--- begin Supplied information ---

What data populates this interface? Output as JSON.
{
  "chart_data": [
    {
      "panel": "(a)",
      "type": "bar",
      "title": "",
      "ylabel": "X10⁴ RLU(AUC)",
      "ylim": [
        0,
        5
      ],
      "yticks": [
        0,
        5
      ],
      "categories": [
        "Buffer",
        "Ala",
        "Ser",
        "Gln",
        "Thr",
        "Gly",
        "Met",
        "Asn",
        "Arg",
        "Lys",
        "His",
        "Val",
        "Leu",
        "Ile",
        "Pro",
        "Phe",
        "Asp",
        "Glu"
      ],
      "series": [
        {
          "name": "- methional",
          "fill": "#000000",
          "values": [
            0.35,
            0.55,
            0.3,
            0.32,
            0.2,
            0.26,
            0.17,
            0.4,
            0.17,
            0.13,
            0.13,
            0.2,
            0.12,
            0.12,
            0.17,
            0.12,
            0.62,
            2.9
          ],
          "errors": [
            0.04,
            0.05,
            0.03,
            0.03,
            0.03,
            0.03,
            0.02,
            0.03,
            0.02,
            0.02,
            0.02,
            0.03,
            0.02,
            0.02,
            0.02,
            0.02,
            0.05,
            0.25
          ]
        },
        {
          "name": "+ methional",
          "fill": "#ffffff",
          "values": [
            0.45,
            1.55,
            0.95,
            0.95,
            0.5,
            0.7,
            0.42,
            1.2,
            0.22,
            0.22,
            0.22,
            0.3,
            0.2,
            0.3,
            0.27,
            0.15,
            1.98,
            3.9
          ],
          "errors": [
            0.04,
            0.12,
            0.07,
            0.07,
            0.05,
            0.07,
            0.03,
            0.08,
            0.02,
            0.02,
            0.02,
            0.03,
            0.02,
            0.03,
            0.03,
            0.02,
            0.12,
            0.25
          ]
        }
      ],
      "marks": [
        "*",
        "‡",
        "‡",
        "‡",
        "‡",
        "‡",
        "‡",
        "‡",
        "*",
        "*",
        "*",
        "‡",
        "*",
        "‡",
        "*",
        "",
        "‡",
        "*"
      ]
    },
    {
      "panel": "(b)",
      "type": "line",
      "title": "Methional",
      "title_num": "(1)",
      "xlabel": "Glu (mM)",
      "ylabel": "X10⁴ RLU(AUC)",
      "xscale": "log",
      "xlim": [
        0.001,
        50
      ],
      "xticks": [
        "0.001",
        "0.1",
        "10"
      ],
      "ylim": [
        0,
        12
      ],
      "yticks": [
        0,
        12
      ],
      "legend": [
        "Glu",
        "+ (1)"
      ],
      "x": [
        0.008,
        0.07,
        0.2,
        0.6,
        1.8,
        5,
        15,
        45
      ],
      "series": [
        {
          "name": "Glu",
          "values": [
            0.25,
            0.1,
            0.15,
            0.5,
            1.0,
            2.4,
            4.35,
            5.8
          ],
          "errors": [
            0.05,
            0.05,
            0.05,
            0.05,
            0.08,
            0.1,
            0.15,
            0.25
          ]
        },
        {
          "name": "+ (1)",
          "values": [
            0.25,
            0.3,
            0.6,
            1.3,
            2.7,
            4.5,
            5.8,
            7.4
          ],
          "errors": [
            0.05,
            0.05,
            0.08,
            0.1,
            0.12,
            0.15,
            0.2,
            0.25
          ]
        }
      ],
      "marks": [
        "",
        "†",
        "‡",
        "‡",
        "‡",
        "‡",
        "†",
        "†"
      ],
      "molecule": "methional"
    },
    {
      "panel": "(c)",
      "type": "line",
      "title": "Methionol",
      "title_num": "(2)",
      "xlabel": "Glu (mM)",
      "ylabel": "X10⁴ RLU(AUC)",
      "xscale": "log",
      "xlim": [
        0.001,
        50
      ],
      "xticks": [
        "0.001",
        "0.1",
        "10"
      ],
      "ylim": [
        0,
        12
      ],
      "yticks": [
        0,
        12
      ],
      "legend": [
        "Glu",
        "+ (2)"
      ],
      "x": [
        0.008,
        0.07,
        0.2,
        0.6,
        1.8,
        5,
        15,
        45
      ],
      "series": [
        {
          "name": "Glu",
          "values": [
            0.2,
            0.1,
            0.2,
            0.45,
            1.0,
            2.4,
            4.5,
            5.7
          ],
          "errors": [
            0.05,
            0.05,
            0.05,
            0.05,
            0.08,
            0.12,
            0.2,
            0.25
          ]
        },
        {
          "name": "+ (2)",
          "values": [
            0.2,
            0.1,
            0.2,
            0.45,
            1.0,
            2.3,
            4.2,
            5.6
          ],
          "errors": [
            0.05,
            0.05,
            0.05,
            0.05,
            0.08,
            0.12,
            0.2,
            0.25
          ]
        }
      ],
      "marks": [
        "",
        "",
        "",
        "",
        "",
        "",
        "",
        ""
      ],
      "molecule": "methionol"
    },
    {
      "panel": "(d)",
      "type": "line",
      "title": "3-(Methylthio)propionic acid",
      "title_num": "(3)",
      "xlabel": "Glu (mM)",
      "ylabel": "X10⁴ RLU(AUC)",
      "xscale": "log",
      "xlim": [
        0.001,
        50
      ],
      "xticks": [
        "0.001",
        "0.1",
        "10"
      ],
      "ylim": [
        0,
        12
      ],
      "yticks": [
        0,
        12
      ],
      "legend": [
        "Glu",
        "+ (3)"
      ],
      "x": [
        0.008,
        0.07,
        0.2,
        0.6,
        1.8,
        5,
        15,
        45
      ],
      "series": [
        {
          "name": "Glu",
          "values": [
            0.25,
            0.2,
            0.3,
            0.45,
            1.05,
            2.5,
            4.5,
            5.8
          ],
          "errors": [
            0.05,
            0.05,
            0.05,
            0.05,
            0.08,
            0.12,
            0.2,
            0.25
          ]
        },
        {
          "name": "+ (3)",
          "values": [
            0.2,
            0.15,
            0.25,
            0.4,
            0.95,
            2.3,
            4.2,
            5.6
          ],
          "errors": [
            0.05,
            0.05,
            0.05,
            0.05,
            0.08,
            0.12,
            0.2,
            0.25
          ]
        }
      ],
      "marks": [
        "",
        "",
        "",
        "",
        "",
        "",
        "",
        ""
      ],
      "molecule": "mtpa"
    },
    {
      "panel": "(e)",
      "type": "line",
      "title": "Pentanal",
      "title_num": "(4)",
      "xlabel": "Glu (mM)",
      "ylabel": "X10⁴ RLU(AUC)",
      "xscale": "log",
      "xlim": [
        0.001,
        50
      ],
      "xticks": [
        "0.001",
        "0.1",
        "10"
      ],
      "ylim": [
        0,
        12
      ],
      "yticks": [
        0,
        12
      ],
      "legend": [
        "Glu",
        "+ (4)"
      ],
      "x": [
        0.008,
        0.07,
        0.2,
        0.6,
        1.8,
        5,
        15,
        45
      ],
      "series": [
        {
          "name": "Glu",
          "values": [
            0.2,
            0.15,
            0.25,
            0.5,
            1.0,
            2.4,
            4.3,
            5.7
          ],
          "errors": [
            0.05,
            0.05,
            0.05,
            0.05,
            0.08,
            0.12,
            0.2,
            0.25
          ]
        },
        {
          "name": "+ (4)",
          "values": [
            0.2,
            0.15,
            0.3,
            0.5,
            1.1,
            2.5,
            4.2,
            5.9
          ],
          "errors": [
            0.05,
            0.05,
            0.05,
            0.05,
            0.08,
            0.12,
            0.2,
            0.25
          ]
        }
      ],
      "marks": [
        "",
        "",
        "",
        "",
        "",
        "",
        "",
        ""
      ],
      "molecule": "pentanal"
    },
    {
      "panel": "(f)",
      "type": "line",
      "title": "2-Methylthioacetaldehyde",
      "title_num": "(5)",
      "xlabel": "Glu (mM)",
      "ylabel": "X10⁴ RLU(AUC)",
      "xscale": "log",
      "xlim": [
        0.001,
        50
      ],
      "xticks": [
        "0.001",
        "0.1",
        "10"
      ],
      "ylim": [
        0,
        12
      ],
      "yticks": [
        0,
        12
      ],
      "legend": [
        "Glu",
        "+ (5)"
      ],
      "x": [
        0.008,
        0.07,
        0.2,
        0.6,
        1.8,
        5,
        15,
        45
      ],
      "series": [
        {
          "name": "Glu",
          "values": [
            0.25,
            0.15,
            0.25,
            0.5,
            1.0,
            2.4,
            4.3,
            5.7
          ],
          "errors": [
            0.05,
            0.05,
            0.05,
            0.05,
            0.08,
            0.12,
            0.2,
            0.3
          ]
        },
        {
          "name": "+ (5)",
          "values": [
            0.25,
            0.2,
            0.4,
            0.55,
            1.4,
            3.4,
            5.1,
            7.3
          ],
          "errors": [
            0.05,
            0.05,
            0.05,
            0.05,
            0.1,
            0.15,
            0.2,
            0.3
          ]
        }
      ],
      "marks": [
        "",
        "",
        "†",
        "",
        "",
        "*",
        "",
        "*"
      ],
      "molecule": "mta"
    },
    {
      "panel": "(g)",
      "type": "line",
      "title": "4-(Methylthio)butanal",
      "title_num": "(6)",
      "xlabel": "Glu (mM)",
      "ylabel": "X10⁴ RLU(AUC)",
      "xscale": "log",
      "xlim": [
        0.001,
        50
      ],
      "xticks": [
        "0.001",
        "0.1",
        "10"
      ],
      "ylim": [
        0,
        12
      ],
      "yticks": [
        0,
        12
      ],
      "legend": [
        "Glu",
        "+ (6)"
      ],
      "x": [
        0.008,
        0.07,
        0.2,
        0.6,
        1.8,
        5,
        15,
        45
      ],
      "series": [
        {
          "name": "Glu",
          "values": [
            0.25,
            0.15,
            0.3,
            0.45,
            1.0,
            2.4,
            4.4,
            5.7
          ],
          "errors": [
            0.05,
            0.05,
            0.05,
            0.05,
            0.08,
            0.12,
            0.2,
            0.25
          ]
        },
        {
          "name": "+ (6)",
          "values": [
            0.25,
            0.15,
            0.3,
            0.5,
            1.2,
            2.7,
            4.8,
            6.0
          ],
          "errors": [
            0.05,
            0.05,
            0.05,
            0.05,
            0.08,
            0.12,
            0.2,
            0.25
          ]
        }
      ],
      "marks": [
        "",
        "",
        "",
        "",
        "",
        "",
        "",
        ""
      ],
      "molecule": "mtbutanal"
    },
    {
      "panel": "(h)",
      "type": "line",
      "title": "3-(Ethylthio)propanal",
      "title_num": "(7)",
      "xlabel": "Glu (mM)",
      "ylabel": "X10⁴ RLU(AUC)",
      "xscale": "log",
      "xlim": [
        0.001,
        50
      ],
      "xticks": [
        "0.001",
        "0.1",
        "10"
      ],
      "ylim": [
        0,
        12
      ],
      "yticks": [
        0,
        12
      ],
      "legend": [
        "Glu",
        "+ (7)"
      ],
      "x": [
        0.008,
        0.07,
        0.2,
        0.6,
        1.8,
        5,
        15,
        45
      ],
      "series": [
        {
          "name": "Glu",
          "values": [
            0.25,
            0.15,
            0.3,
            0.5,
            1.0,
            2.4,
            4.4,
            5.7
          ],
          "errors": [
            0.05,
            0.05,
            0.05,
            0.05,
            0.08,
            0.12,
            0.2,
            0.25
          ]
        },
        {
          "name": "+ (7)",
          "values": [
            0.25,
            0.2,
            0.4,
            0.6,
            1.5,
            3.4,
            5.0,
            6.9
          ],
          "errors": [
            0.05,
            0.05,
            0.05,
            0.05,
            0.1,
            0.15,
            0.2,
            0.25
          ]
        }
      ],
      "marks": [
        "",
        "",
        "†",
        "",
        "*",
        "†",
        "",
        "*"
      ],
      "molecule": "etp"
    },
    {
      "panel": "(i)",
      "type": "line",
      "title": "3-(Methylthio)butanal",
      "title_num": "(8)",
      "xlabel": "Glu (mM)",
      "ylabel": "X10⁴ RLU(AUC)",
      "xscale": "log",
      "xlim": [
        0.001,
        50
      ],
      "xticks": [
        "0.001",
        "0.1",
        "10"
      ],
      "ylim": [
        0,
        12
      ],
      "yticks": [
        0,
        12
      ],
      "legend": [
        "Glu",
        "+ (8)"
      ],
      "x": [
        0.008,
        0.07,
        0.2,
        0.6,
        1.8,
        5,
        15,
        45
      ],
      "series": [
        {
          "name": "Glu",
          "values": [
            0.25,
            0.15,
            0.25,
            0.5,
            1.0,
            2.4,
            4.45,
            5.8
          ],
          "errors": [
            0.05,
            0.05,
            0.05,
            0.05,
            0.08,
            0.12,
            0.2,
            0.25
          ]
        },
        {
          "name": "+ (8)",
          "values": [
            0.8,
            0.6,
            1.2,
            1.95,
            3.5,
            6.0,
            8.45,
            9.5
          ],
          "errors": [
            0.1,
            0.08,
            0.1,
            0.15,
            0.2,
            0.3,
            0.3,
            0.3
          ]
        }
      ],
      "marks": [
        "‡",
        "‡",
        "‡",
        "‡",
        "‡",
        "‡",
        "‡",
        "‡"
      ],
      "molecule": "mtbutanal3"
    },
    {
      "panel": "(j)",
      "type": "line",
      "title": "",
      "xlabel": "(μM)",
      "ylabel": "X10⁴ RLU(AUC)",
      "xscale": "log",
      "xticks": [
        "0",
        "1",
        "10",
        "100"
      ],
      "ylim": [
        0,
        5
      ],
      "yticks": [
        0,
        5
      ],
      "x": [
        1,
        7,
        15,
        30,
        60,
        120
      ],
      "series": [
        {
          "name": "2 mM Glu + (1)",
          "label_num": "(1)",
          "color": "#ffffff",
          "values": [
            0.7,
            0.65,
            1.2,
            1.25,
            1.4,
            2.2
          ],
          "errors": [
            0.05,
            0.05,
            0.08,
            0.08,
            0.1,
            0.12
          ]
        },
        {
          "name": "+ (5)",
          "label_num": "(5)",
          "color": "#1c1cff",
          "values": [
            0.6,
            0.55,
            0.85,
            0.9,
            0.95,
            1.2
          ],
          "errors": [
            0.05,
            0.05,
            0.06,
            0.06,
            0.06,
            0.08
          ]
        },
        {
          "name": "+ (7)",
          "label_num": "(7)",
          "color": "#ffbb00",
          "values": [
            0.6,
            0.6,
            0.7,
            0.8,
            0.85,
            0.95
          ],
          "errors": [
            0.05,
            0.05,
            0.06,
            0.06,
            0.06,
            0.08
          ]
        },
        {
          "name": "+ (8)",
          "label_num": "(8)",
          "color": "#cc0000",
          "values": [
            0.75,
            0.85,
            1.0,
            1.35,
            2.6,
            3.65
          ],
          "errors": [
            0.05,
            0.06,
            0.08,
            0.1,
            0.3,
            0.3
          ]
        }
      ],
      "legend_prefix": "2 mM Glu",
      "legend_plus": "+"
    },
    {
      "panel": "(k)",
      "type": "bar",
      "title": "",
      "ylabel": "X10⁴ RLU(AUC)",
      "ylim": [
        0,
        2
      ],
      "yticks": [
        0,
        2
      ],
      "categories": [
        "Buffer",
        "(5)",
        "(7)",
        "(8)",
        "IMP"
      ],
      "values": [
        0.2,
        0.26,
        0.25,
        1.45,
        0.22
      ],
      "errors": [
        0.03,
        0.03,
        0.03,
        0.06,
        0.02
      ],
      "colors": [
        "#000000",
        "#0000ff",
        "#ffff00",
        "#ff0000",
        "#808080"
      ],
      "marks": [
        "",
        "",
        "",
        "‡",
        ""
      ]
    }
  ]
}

--- end Supplied information ---

--- The task ---
Work out how many lines of the data above contain the string "panel" and give the number alone.

--- Full output ---
11